Scan the lines below for the word "бізнесу". Copy each line you find it in.

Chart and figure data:
----------

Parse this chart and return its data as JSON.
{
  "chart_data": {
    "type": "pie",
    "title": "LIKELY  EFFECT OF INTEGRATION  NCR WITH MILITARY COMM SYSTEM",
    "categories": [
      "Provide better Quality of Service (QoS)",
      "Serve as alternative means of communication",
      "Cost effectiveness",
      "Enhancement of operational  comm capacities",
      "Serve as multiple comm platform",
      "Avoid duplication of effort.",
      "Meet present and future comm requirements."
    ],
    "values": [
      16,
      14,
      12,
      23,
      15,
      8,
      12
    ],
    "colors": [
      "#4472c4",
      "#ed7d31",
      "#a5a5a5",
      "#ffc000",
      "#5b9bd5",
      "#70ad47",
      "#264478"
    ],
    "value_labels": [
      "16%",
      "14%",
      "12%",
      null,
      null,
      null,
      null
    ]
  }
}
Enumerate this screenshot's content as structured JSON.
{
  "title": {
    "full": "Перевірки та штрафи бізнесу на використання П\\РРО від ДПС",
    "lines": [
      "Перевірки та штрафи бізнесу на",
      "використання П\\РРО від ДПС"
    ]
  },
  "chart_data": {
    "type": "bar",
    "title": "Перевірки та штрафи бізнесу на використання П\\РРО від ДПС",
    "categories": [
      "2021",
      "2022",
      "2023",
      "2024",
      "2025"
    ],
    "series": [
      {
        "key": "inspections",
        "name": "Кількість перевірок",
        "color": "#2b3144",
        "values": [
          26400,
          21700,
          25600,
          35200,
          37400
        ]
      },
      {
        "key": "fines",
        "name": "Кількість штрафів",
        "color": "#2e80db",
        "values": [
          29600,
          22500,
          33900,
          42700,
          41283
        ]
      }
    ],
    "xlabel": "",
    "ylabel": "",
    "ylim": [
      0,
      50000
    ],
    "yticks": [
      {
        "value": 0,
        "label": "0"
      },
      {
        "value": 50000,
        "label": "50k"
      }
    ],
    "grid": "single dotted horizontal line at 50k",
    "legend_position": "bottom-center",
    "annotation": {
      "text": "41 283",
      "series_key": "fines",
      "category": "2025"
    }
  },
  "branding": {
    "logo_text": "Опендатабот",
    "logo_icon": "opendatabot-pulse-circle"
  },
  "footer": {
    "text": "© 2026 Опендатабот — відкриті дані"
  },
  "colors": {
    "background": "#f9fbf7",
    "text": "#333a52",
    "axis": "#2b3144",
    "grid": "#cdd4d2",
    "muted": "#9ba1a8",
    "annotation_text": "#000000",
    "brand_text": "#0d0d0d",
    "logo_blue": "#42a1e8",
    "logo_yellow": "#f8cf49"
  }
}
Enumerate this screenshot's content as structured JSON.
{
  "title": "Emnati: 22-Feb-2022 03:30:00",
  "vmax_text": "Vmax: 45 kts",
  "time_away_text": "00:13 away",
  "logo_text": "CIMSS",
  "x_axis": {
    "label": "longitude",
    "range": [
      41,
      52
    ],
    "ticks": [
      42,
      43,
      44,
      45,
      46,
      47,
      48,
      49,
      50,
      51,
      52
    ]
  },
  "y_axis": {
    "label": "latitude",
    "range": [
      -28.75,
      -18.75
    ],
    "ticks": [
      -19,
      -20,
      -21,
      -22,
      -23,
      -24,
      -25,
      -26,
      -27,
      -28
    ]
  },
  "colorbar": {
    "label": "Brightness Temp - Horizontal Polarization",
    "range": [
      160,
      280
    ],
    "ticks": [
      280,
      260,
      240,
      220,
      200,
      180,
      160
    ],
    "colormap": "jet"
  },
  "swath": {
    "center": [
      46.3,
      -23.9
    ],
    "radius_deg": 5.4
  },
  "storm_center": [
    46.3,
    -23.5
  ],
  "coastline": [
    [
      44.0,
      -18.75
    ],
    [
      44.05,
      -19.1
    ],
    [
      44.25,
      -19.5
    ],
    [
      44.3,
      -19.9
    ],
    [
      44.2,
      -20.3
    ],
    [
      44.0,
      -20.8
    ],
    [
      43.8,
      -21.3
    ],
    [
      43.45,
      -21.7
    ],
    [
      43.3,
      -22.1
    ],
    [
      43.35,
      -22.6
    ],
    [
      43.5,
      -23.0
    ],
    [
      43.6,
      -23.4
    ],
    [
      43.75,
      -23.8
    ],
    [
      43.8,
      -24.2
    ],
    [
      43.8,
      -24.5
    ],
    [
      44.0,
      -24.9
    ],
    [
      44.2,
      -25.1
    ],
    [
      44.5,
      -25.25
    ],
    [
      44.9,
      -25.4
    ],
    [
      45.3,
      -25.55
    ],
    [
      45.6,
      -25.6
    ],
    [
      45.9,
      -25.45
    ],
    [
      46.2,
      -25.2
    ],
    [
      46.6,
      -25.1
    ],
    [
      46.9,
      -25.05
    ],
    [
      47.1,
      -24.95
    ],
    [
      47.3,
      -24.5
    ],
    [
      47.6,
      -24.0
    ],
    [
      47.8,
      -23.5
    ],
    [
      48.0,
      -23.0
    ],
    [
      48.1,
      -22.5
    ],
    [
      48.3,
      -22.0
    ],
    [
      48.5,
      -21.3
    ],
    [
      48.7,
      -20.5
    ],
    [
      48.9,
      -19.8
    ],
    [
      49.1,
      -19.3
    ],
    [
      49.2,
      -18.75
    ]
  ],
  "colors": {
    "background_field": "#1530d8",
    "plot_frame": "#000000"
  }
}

----------

Solution to this task:
    "full": "Перевірки та штрафи бізнесу на використання П\\РРО від ДПС",
      "Перевірки та штрафи бізнесу на",
    "title": "Перевірки та штрафи бізнесу на використання П\\РРО від ДПС",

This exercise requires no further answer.